Document text records
□ □ □ □
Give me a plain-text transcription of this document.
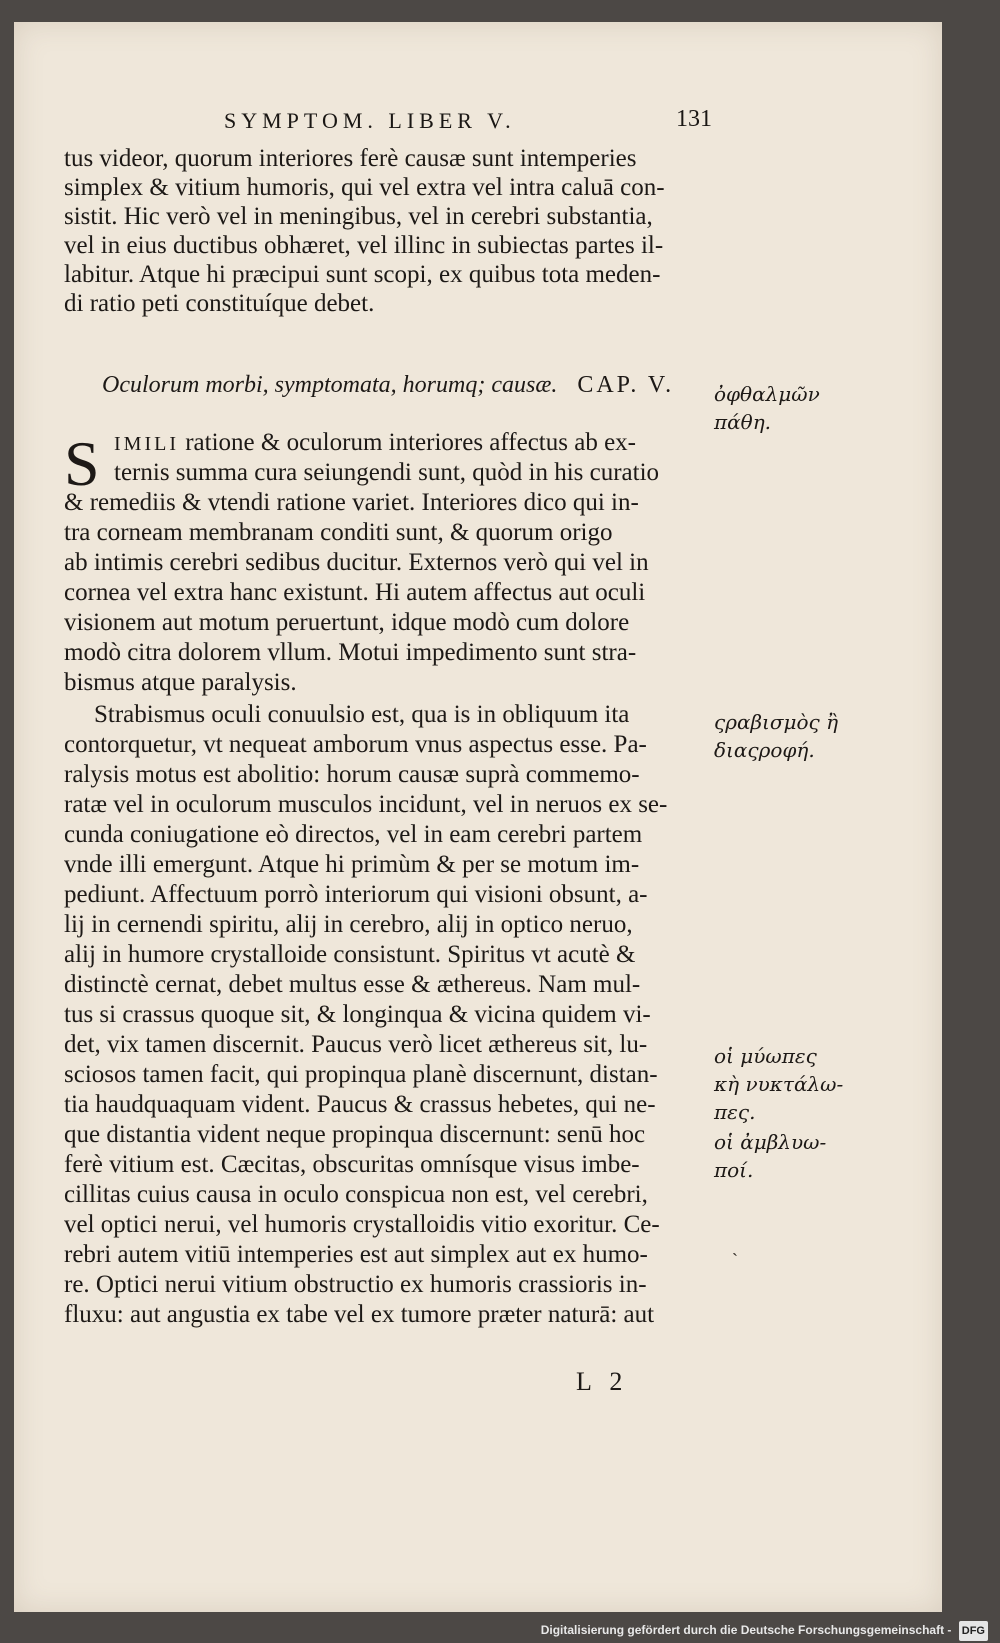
SYMPTOM. LIBER V.	131
tus videor, quorum interiores ferè causæ sunt intemperies
simplex & vitium humoris, qui vel extra vel intra caluā con-
sistit. Hic verò vel in meningibus, vel in cerebri substantia,
vel in eius ductibus obhæret, vel illinc in subiectas partes il-
labitur. Atque hi præcipui sunt scopi, ex quibus tota meden-
di ratio peti constituíque debet.
Oculorum morbi, symptomata, horumq; causæ. CAP. V.
S IMILI ratione & oculorum interiores affectus ab ex-
ternis summa cura seiungendi sunt, quòd in his curatio
& remediis & vtendi ratione variet. Interiores dico qui in-
tra corneam membranam conditi sunt, & quorum origo
ab intimis cerebri sedibus ducitur. Externos verò qui vel in
cornea vel extra hanc existunt. Hi autem affectus aut oculi
visionem aut motum peruertunt, idque modò cum dolore
modò citra dolorem vllum. Motui impedimento sunt stra-
bismus atque paralysis.
Strabismus oculi conuulsio est, qua is in obliquum ita
contorquetur, vt nequeat amborum vnus aspectus esse. Pa-
ralysis motus est abolitio: horum causæ suprà commemo-
ratæ vel in oculorum musculos incidunt, vel in neruos ex se-
cunda coniugatione eò directos, vel in eam cerebri partem
vnde illi emergunt. Atque hi primùm & per se motum im-
pediunt. Affectuum porrò interiorum qui visioni obsunt, a-
lij in cernendi spiritu, alij in cerebro, alij in optico neruo,
alij in humore crystalloide consistunt. Spiritus vt acutè &
distinctè cernat, debet multus esse & æthereus. Nam mul-
tus si crassus quoque sit, & longinqua & vicina quidem vi-
det, vix tamen discernit. Paucus verò licet æthereus sit, lu-
sciosos tamen facit, qui propinqua planè discernunt, distan-
tia haudquaquam vident. Paucus & crassus hebetes, qui ne-
que distantia vident neque propinqua discernunt: senū hoc
ferè vitium est. Cæcitas, obscuritas omnísque visus imbe-
cillitas cuius causa in oculo conspicua non est, vel cerebri,
vel optici nerui, vel humoris crystalloidis vitio exoritur. Ce-
rebri autem vitiū intemperies est aut simplex aut ex humo-
re. Optici nerui vitium obstructio ex humoris crassioris in-
fluxu: aut angustia ex tabe vel ex tumore præter naturā: aut
ὀφθαλμῶν
πάθη.
ςραβισμὸς ἢ
διαςροφή.
οἱ μύωπες
κὴ νυκτάλω-
πες.
οἱ ἀμβλυω-
ποί.
`
L 2
Digitalisierung gefördert durch die Deutsche Forschungsgemeinschaft - DFG
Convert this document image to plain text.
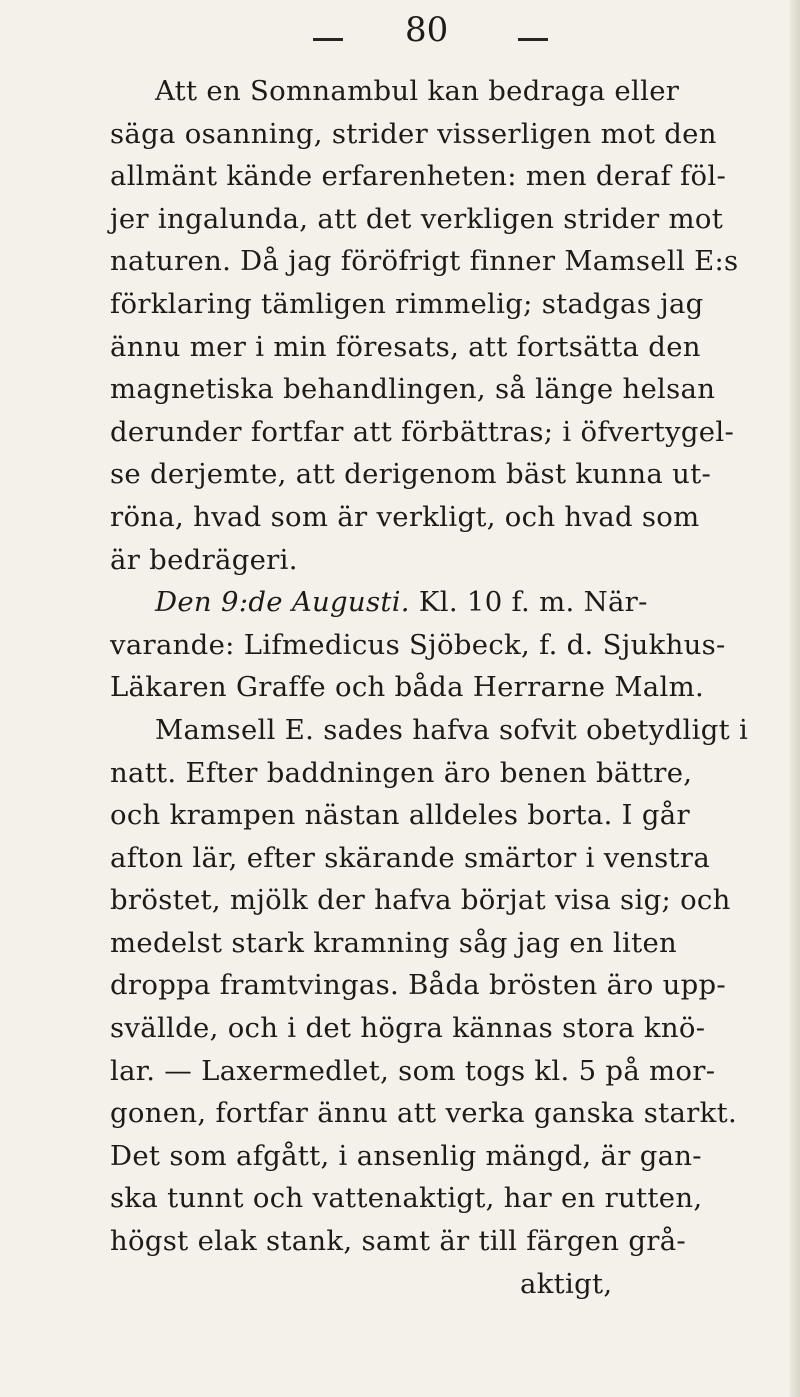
80
Att en Somnambul kan bedraga eller
säga osanning, strider visserligen mot den
allmänt kände erfarenheten: men deraf föl-
jer ingalunda, att det verkligen strider mot
naturen. Då jag föröfrigt finner Mamsell E:s
förklaring tämligen rimmelig; stadgas jag
ännu mer i min föresats, att fortsätta den
magnetiska behandlingen, så länge helsan
derunder fortfar att förbättras; i öfvertygel-
se derjemte, att derigenom bäst kunna ut-
röna, hvad som är verkligt, och hvad som
är bedrägeri.
Den 9:de Augusti. Kl. 10 f. m. När-
varande: Lifmedicus Sjöbeck, f. d. Sjukhus-
Läkaren Graffe och båda Herrarne Malm.
Mamsell E. sades hafva sofvit obetydligt i
natt. Efter baddningen äro benen bättre,
och krampen nästan alldeles borta. I går
afton lär, efter skärande smärtor i venstra
bröstet, mjölk der hafva börjat visa sig; och
medelst stark kramning såg jag en liten
droppa framtvingas. Båda brösten äro upp-
svällde, och i det högra kännas stora knö-
lar. — Laxermedlet, som togs kl. 5 på mor-
gonen, fortfar ännu att verka ganska starkt.
Det som afgått, i ansenlig mängd, är gan-
ska tunnt och vattenaktigt, har en rutten,
högst elak stank, samt är till färgen grå-
aktigt,
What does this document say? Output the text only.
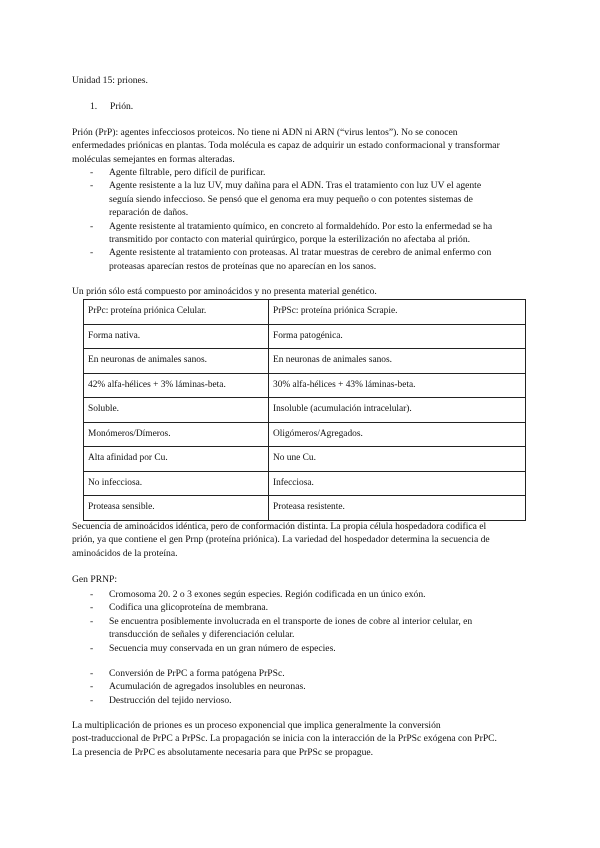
Unidad 15: priones.
1. Prión.
Prión (PrP): agentes infecciosos proteicos. No tiene ni ADN ni ARN (“virus lentos”). No se conocen
enfermedades priónicas en plantas. Toda molécula es capaz de adquirir un estado conformacional y transformar
moléculas semejantes en formas alteradas.
- Agente filtrable, pero difícil de purificar.
- Agente resistente a la luz UV, muy dañina para el ADN. Tras el tratamiento con luz UV el agente
seguía siendo infeccioso. Se pensó que el genoma era muy pequeño o con potentes sistemas de
reparación de daños.
- Agente resistente al tratamiento químico, en concreto al formaldehído. Por esto la enfermedad se ha
transmitido por contacto con material quirúrgico, porque la esterilización no afectaba al prión.
- Agente resistente al tratamiento con proteasas. Al tratar muestras de cerebro de animal enfermo con
proteasas aparecían restos de proteínas que no aparecían en los sanos.
Un prión sólo está compuesto por aminoácidos y no presenta material genético.
PrPc: proteína priónica Celular.	PrPSc: proteína priónica Scrapie.
Forma nativa.	Forma patogénica.
En neuronas de animales sanos.	En neuronas de animales sanos.
42% alfa-hélices + 3% láminas-beta.	30% alfa-hélices + 43% láminas-beta.
Soluble.	Insoluble (acumulación intracelular).
Monómeros/Dímeros.	Oligómeros/Agregados.
Alta afinidad por Cu.	No une Cu.
No infecciosa.	Infecciosa.
Proteasa sensible.	Proteasa resistente.
Secuencia de aminoácidos idéntica, pero de conformación distinta. La propia célula hospedadora codifica el
prión, ya que contiene el gen Prnp (proteína priónica). La variedad del hospedador determina la secuencia de
aminoácidos de la proteína.
Gen PRNP:
- Cromosoma 20. 2 o 3 exones según especies. Región codificada en un único exón.
- Codifica una glicoproteína de membrana.
- Se encuentra posiblemente involucrada en el transporte de iones de cobre al interior celular, en
transducción de señales y diferenciación celular.
- Secuencia muy conservada en un gran número de especies.
- Conversión de PrPC a forma patógena PrPSc.
- Acumulación de agregados insolubles en neuronas.
- Destrucción del tejido nervioso.
La multiplicación de priones es un proceso exponencial que implica generalmente la conversión
post-traduccional de PrPC a PrPSc. La propagación se inicia con la interacción de la PrPSc exógena con PrPC.
La presencia de PrPC es absolutamente necesaria para que PrPSc se propague.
□ □ □ □
• _TASK PROMPT_: The answer must be an exact copy of the records above, with the pictures left out.

• _TASK OUTPUT_:
Give me a plain-text transcription of this document.
SYMPTOM. LIBER V.	131
tus videor, quorum interiores ferè causæ sunt intemperies
simplex & vitium humoris, qui vel extra vel intra caluā con-
sistit. Hic verò vel in meningibus, vel in cerebri substantia,
vel in eius ductibus obhæret, vel illinc in subiectas partes il-
labitur. Atque hi præcipui sunt scopi, ex quibus tota meden-
di ratio peti constituíque debet.
Oculorum morbi, symptomata, horumq; causæ. CAP. V.
S IMILI ratione & oculorum interiores affectus ab ex-
ternis summa cura seiungendi sunt, quòd in his curatio
& remediis & vtendi ratione variet. Interiores dico qui in-
tra corneam membranam conditi sunt, & quorum origo
ab intimis cerebri sedibus ducitur. Externos verò qui vel in
cornea vel extra hanc existunt. Hi autem affectus aut oculi
visionem aut motum peruertunt, idque modò cum dolore
modò citra dolorem vllum. Motui impedimento sunt stra-
bismus atque paralysis.
Strabismus oculi conuulsio est, qua is in obliquum ita
contorquetur, vt nequeat amborum vnus aspectus esse. Pa-
ralysis motus est abolitio: horum causæ suprà commemo-
ratæ vel in oculorum musculos incidunt, vel in neruos ex se-
cunda coniugatione eò directos, vel in eam cerebri partem
vnde illi emergunt. Atque hi primùm & per se motum im-
pediunt. Affectuum porrò interiorum qui visioni obsunt, a-
lij in cernendi spiritu, alij in cerebro, alij in optico neruo,
alij in humore crystalloide consistunt. Spiritus vt acutè &
distinctè cernat, debet multus esse & æthereus. Nam mul-
tus si crassus quoque sit, & longinqua & vicina quidem vi-
det, vix tamen discernit. Paucus verò licet æthereus sit, lu-
sciosos tamen facit, qui propinqua planè discernunt, distan-
tia haudquaquam vident. Paucus & crassus hebetes, qui ne-
que distantia vident neque propinqua discernunt: senū hoc
ferè vitium est. Cæcitas, obscuritas omnísque visus imbe-
cillitas cuius causa in oculo conspicua non est, vel cerebri,
vel optici nerui, vel humoris crystalloidis vitio exoritur. Ce-
rebri autem vitiū intemperies est aut simplex aut ex humo-
re. Optici nerui vitium obstructio ex humoris crassioris in-
fluxu: aut angustia ex tabe vel ex tumore præter naturā: aut
ὀφθαλμῶν
πάθη.
ςραβισμὸς ἢ
διαςροφή.
οἱ μύωπες
κὴ νυκτάλω-
πες.
οἱ ἀμβλυω-
ποί.
`
L 2
Digitalisierung gefördert durch die Deutsche Forschungsgemeinschaft - DFG
Convert this document image to plain text.
80
Att en Somnambul kan bedraga eller
säga osanning, strider visserligen mot den
allmänt kände erfarenheten: men deraf föl-
jer ingalunda, att det verkligen strider mot
naturen. Då jag föröfrigt finner Mamsell E:s
förklaring tämligen rimmelig; stadgas jag
ännu mer i min föresats, att fortsätta den
magnetiska behandlingen, så länge helsan
derunder fortfar att förbättras; i öfvertygel-
se derjemte, att derigenom bäst kunna ut-
röna, hvad som är verkligt, och hvad som
är bedrägeri.
Den 9:de Augusti. Kl. 10 f. m. När-
varande: Lifmedicus Sjöbeck, f. d. Sjukhus-
Läkaren Graffe och båda Herrarne Malm.
Mamsell E. sades hafva sofvit obetydligt i
natt. Efter baddningen äro benen bättre,
och krampen nästan alldeles borta. I går
afton lär, efter skärande smärtor i venstra
bröstet, mjölk der hafva börjat visa sig; och
medelst stark kramning såg jag en liten
droppa framtvingas. Båda brösten äro upp-
svällde, och i det högra kännas stora knö-
lar. — Laxermedlet, som togs kl. 5 på mor-
gonen, fortfar ännu att verka ganska starkt.
Det som afgått, i ansenlig mängd, är gan-
ska tunnt och vattenaktigt, har en rutten,
högst elak stank, samt är till färgen grå-
aktigt,
What does this document say? Output the text only.
Unidad 15: priones.
1. Prión.
Prión (PrP): agentes infecciosos proteicos. No tiene ni ADN ni ARN (“virus lentos”). No se conocen
enfermedades priónicas en plantas. Toda molécula es capaz de adquirir un estado conformacional y transformar
moléculas semejantes en formas alteradas.
- Agente filtrable, pero difícil de purificar.
- Agente resistente a la luz UV, muy dañina para el ADN. Tras el tratamiento con luz UV el agente
seguía siendo infeccioso. Se pensó que el genoma era muy pequeño o con potentes sistemas de
reparación de daños.
- Agente resistente al tratamiento químico, en concreto al formaldehído. Por esto la enfermedad se ha
transmitido por contacto con material quirúrgico, porque la esterilización no afectaba al prión.
- Agente resistente al tratamiento con proteasas. Al tratar muestras de cerebro de animal enfermo con
proteasas aparecían restos de proteínas que no aparecían en los sanos.
Un prión sólo está compuesto por aminoácidos y no presenta material genético.
PrPc: proteína priónica Celular.	PrPSc: proteína priónica Scrapie.
Forma nativa.	Forma patogénica.
En neuronas de animales sanos.	En neuronas de animales sanos.
42% alfa-hélices + 3% láminas-beta.	30% alfa-hélices + 43% láminas-beta.
Soluble.	Insoluble (acumulación intracelular).
Monómeros/Dímeros.	Oligómeros/Agregados.
Alta afinidad por Cu.	No une Cu.
No infecciosa.	Infecciosa.
Proteasa sensible.	Proteasa resistente.
Secuencia de aminoácidos idéntica, pero de conformación distinta. La propia célula hospedadora codifica el
prión, ya que contiene el gen Prnp (proteína priónica). La variedad del hospedador determina la secuencia de
aminoácidos de la proteína.
Gen PRNP:
- Cromosoma 20. 2 o 3 exones según especies. Región codificada en un único exón.
- Codifica una glicoproteína de membrana.
- Se encuentra posiblemente involucrada en el transporte de iones de cobre al interior celular, en
transducción de señales y diferenciación celular.
- Secuencia muy conservada en un gran número de especies.
- Conversión de PrPC a forma patógena PrPSc.
- Acumulación de agregados insolubles en neuronas.
- Destrucción del tejido nervioso.
La multiplicación de priones es un proceso exponencial que implica generalmente la conversión
post-traduccional de PrPC a PrPSc. La propagación se inicia con la interacción de la PrPSc exógena con PrPC.
La presencia de PrPC es absolutamente necesaria para que PrPSc se propague.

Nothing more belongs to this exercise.